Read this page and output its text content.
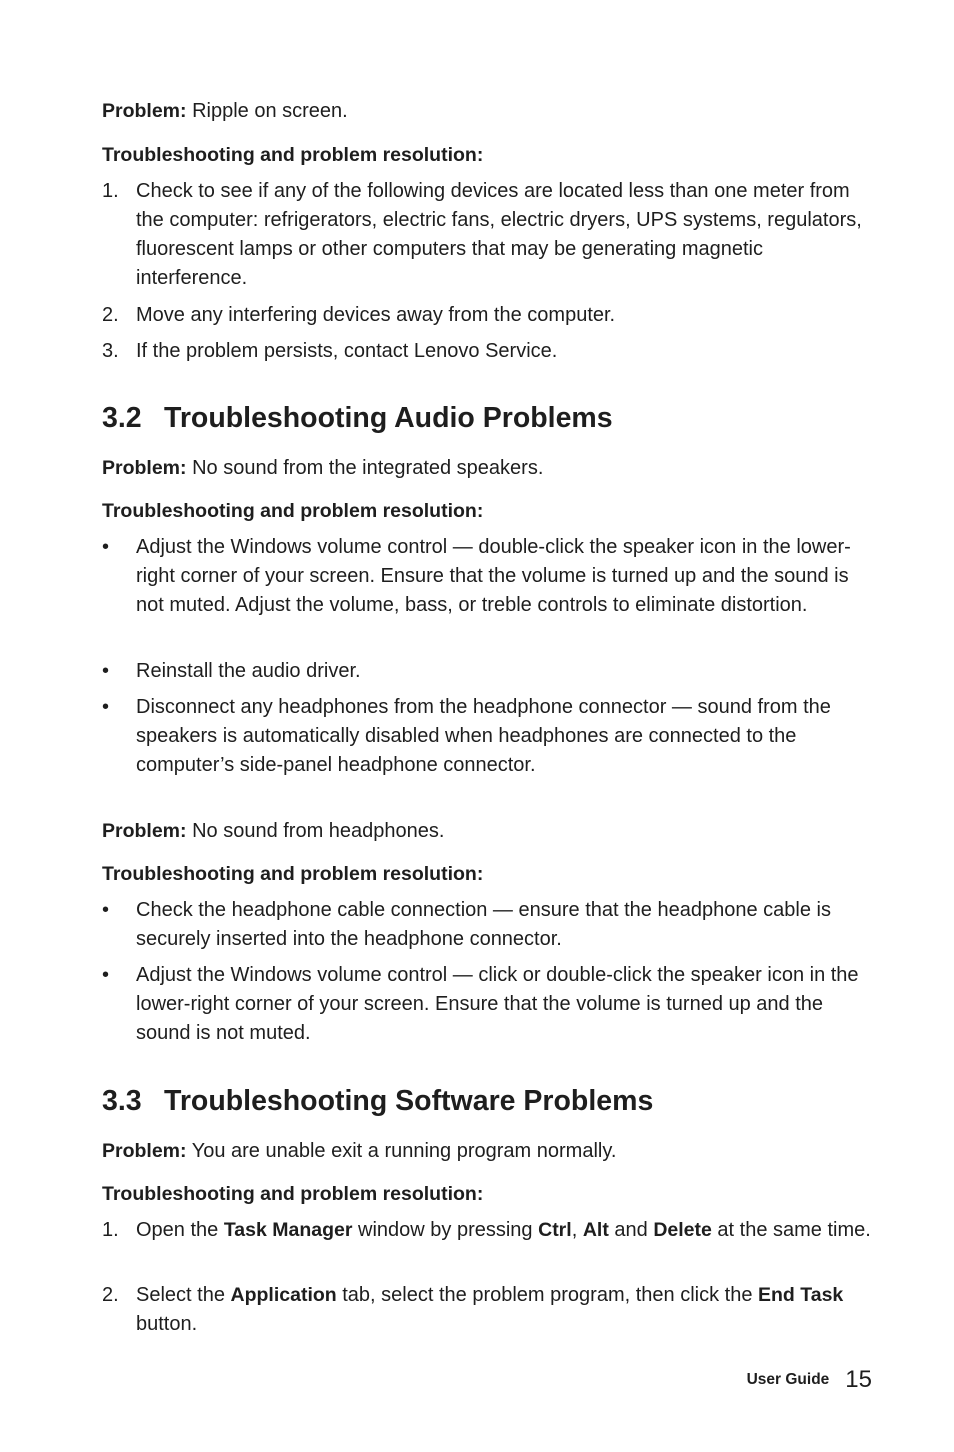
Problem: Ripple on screen.
Troubleshooting and problem resolution:
1. Check to see if any of the following devices are located less than one meter from the computer: refrigerators, electric fans, electric dryers, UPS systems, regulators, fluorescent lamps or other computers that may be generating magnetic interference.
2. Move any interfering devices away from the computer.
3. If the problem persists, contact Lenovo Service.
3.2 Troubleshooting Audio Problems
Problem: No sound from the integrated speakers.
Troubleshooting and problem resolution:
•	Adjust the Windows volume control — double-click the speaker icon in the lower-right corner of your screen. Ensure that the volume is turned up and the sound is not muted. Adjust the volume, bass, or treble controls to eliminate distortion.
•	Reinstall the audio driver.
•	Disconnect any headphones from the headphone connector — sound from the speakers is automatically disabled when headphones are connected to the computer’s side-panel headphone connector.
Problem: No sound from headphones.
Troubleshooting and problem resolution:
•	Check the headphone cable connection — ensure that the headphone cable is securely inserted into the headphone connector.
•	Adjust the Windows volume control — click or double-click the speaker icon in the lower-right corner of your screen. Ensure that the volume is turned up and the sound is not muted.
3.3 Troubleshooting Software Problems
Problem: You are unable exit a running program normally.
Troubleshooting and problem resolution:
1. Open the Task Manager window by pressing Ctrl, Alt and Delete at the same time.
2. Select the Application tab, select the problem program, then click the End Task button.
User Guide 15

········

WHAT IS BEING ASKED:
Leave out the pictures and copy the rest of the material above exactly.

REPLY:
Read this page and output its text content.
Problem: Ripple on screen.
Troubleshooting and problem resolution:
1. Check to see if any of the following devices are located less than one meter from the computer: refrigerators, electric fans, electric dryers, UPS systems, regulators, fluorescent lamps or other computers that may be generating magnetic interference.
2. Move any interfering devices away from the computer.
3. If the problem persists, contact Lenovo Service.
3.2 Troubleshooting Audio Problems
Problem: No sound from the integrated speakers.
Troubleshooting and problem resolution:
•	Adjust the Windows volume control — double-click the speaker icon in the lower-right corner of your screen. Ensure that the volume is turned up and the sound is not muted. Adjust the volume, bass, or treble controls to eliminate distortion.
•	Reinstall the audio driver.
•	Disconnect any headphones from the headphone connector — sound from the speakers is automatically disabled when headphones are connected to the computer’s side-panel headphone connector.
Problem: No sound from headphones.
Troubleshooting and problem resolution:
•	Check the headphone cable connection — ensure that the headphone cable is securely inserted into the headphone connector.
•	Adjust the Windows volume control — click or double-click the speaker icon in the lower-right corner of your screen. Ensure that the volume is turned up and the sound is not muted.
3.3 Troubleshooting Software Problems
Problem: You are unable exit a running program normally.
Troubleshooting and problem resolution:
1. Open the Task Manager window by pressing Ctrl, Alt and Delete at the same time.
2. Select the Application tab, select the problem program, then click the End Task button.
User Guide 15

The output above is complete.